Please retype every entry, keeping each one exactly as written.
==*==
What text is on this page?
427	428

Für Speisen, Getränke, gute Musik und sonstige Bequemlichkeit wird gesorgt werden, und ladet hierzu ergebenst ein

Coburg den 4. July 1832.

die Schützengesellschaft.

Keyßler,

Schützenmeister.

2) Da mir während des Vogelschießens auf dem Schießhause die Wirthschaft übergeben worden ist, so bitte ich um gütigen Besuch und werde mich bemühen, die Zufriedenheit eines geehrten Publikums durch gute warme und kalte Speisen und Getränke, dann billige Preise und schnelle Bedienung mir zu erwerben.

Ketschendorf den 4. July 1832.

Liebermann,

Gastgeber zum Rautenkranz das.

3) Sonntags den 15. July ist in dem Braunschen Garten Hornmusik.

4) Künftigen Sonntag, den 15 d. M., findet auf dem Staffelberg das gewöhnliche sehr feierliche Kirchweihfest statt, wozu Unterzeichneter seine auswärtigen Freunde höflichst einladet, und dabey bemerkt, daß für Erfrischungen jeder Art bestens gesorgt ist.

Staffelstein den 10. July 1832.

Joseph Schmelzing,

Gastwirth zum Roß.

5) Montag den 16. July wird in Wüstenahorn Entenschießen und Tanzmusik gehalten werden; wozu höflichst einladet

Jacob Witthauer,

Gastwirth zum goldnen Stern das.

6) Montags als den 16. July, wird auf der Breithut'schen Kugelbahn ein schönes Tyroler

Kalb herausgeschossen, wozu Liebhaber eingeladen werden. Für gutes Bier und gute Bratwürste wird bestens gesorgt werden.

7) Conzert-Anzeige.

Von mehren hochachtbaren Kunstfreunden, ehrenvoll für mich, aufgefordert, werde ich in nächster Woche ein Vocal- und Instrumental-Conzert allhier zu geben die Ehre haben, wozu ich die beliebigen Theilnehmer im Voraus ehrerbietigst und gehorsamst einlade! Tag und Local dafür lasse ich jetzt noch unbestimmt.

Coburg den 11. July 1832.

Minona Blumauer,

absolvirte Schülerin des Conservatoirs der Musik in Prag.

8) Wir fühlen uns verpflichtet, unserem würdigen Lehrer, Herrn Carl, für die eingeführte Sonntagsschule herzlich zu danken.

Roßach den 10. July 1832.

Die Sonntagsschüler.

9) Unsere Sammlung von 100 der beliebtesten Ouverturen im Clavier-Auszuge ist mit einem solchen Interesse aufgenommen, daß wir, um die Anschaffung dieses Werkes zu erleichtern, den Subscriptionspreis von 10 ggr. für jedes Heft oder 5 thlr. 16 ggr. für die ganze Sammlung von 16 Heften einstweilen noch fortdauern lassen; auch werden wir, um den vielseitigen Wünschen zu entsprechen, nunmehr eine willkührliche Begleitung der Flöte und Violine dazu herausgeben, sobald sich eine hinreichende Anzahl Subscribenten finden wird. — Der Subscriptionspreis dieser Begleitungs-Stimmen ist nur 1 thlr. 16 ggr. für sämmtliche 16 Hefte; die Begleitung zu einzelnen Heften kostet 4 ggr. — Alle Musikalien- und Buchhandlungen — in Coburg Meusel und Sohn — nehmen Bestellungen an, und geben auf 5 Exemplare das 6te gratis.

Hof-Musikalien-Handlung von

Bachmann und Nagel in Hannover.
==*==
• **TASK ANSWER**
What text is on this page?
427	428

Für Speisen, Getränke, gute Musik und sonstige Bequemlichkeit wird gesorgt werden, und ladet hierzu ergebenst ein

Coburg den 4. July 1832.

die Schützengesellschaft.

Keyßler,

Schützenmeister.

2) Da mir während des Vogelschießens auf dem Schießhause die Wirthschaft übergeben worden ist, so bitte ich um gütigen Besuch und werde mich bemühen, die Zufriedenheit eines geehrten Publikums durch gute warme und kalte Speisen und Getränke, dann billige Preise und schnelle Bedienung mir zu erwerben.

Ketschendorf den 4. July 1832.

Liebermann,

Gastgeber zum Rautenkranz das.

3) Sonntags den 15. July ist in dem Braunschen Garten Hornmusik.

4) Künftigen Sonntag, den 15 d. M., findet auf dem Staffelberg das gewöhnliche sehr feierliche Kirchweihfest statt, wozu Unterzeichneter seine auswärtigen Freunde höflichst einladet, und dabey bemerkt, daß für Erfrischungen jeder Art bestens gesorgt ist.

Staffelstein den 10. July 1832.

Joseph Schmelzing,

Gastwirth zum Roß.

5) Montag den 16. July wird in Wüstenahorn Entenschießen und Tanzmusik gehalten werden; wozu höflichst einladet

Jacob Witthauer,

Gastwirth zum goldnen Stern das.

6) Montags als den 16. July, wird auf der Breithut'schen Kugelbahn ein schönes Tyroler

Kalb herausgeschossen, wozu Liebhaber eingeladen werden. Für gutes Bier und gute Bratwürste wird bestens gesorgt werden.

7) Conzert-Anzeige.

Von mehren hochachtbaren Kunstfreunden, ehrenvoll für mich, aufgefordert, werde ich in nächster Woche ein Vocal- und Instrumental-Conzert allhier zu geben die Ehre haben, wozu ich die beliebigen Theilnehmer im Voraus ehrerbietigst und gehorsamst einlade! Tag und Local dafür lasse ich jetzt noch unbestimmt.

Coburg den 11. July 1832.

Minona Blumauer,

absolvirte Schülerin des Conservatoirs der Musik in Prag.

8) Wir fühlen uns verpflichtet, unserem würdigen Lehrer, Herrn Carl, für die eingeführte Sonntagsschule herzlich zu danken.

Roßach den 10. July 1832.

Die Sonntagsschüler.

9) Unsere Sammlung von 100 der beliebtesten Ouverturen im Clavier-Auszuge ist mit einem solchen Interesse aufgenommen, daß wir, um die Anschaffung dieses Werkes zu erleichtern, den Subscriptionspreis von 10 ggr. für jedes Heft oder 5 thlr. 16 ggr. für die ganze Sammlung von 16 Heften einstweilen noch fortdauern lassen; auch werden wir, um den vielseitigen Wünschen zu entsprechen, nunmehr eine willkührliche Begleitung der Flöte und Violine dazu herausgeben, sobald sich eine hinreichende Anzahl Subscribenten finden wird. — Der Subscriptionspreis dieser Begleitungs-Stimmen ist nur 1 thlr. 16 ggr. für sämmtliche 16 Hefte; die Begleitung zu einzelnen Heften kostet 4 ggr. — Alle Musikalien- und Buchhandlungen — in Coburg Meusel und Sohn — nehmen Bestellungen an, und geben auf 5 Exemplare das 6te gratis.

Hof-Musikalien-Handlung von

Bachmann und Nagel in Hannover.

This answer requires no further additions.